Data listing
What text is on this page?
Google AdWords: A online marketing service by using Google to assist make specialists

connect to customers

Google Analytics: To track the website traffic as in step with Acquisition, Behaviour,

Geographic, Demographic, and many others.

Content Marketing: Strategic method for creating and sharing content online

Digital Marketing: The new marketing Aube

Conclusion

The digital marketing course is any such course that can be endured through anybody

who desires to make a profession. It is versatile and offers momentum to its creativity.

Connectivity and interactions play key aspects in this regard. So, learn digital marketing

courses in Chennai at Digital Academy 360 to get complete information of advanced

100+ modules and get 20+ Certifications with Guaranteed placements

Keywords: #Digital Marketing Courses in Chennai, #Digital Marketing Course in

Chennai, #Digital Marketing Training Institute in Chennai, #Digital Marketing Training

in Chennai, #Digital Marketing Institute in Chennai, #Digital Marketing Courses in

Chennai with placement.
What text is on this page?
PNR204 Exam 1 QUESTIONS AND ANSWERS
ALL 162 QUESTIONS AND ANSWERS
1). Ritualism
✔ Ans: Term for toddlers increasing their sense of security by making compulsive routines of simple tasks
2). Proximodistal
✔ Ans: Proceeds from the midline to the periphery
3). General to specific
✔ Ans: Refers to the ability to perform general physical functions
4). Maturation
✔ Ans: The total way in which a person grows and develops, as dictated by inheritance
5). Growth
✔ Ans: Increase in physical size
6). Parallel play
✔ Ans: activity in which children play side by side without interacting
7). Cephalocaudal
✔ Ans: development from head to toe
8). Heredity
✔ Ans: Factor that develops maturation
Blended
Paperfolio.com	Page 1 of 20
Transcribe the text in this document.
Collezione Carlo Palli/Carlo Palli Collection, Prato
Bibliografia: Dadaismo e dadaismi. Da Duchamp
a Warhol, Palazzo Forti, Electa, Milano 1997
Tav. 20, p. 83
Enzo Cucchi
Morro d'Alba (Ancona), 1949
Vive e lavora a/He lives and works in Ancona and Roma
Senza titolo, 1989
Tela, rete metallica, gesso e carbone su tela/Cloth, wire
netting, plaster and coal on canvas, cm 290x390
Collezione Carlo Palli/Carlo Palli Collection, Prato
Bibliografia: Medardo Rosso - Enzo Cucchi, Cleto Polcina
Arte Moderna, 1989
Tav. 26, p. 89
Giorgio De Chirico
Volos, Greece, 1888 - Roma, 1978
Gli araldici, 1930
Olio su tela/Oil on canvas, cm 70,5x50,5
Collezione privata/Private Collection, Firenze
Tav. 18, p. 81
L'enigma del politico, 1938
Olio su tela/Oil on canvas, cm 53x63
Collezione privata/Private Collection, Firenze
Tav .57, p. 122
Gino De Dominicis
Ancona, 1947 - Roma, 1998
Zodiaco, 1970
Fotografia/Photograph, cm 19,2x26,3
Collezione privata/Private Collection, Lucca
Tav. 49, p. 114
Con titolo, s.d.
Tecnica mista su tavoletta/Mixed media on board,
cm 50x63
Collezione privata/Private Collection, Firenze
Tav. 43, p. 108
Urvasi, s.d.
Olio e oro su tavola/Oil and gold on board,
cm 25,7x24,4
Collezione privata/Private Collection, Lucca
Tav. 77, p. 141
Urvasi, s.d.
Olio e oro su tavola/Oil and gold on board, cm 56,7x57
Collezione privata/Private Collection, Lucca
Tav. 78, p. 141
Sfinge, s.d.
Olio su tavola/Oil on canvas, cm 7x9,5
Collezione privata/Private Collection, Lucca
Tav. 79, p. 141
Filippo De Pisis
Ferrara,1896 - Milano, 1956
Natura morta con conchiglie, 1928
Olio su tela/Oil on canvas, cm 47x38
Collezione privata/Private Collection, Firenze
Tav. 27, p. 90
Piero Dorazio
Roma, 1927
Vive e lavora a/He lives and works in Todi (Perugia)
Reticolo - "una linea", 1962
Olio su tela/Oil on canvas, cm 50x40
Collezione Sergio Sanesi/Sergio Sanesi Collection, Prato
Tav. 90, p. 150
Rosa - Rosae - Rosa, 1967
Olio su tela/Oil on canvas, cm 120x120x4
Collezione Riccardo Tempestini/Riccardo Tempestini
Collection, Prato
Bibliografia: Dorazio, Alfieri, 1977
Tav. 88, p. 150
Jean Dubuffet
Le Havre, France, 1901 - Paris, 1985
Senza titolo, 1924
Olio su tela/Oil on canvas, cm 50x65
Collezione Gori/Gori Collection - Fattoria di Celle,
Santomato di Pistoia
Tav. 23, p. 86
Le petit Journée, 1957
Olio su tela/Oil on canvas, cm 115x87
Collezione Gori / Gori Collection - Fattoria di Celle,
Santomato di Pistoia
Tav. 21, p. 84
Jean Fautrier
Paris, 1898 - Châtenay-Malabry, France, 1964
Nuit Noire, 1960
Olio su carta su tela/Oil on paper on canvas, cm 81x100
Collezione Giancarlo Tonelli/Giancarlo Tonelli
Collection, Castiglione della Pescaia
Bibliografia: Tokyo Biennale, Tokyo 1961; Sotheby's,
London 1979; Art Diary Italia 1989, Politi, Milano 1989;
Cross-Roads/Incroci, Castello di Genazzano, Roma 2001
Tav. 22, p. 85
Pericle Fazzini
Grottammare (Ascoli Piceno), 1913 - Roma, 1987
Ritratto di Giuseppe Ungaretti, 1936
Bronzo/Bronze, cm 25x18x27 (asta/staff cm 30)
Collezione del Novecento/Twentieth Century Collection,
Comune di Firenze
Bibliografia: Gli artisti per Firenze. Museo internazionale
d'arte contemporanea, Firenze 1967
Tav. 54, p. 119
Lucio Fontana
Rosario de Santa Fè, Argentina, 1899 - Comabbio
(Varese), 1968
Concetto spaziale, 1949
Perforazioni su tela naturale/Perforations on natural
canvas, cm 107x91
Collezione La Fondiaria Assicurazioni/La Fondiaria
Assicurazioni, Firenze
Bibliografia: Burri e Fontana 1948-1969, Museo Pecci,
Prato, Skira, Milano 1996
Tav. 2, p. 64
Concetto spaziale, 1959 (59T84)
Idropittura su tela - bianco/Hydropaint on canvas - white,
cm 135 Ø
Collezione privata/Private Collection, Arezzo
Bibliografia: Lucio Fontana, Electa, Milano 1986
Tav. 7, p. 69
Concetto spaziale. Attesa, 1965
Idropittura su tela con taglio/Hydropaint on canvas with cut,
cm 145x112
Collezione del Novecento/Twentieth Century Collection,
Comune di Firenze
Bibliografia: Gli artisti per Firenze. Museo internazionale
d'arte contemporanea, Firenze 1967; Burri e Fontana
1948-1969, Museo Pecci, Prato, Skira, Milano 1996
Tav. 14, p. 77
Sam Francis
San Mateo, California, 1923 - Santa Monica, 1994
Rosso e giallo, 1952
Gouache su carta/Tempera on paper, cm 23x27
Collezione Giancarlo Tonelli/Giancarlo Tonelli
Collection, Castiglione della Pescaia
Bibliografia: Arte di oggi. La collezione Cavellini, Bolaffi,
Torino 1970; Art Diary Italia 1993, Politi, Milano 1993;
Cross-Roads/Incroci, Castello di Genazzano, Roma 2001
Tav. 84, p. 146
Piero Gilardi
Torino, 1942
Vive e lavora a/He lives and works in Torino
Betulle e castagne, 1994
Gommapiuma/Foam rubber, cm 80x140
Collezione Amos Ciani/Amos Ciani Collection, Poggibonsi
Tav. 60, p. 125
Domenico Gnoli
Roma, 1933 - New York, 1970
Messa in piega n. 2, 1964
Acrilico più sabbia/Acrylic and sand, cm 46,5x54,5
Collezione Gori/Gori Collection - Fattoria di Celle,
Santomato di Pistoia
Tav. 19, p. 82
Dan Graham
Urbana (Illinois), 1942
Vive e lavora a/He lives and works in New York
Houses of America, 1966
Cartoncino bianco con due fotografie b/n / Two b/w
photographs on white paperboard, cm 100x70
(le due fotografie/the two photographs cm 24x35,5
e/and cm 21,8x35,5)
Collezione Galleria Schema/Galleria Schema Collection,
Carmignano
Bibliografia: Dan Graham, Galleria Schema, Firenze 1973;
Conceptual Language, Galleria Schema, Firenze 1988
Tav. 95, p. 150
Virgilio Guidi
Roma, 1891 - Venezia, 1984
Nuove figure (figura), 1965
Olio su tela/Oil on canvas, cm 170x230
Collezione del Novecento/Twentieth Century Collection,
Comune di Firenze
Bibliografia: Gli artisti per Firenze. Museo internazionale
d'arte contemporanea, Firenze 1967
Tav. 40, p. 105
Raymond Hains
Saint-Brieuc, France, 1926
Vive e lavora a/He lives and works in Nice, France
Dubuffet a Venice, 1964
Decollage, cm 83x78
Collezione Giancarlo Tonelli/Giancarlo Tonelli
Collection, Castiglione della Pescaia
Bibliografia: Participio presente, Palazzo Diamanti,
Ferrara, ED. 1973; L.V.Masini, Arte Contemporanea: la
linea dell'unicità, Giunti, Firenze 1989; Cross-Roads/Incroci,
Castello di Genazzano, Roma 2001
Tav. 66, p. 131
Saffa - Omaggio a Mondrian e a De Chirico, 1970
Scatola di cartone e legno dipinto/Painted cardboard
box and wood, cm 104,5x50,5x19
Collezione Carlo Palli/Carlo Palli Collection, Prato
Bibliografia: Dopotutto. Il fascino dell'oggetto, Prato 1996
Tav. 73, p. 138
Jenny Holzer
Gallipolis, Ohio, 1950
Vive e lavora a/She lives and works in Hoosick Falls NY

Exercise prompt
Scan the records above for the string "Italia", then report every line that contains it.

Problem solution
London 1979; Art Diary Italia 1989, Politi, Milano 1989;
Torino 1970; Art Diary Italia 1993, Politi, Milano 1993;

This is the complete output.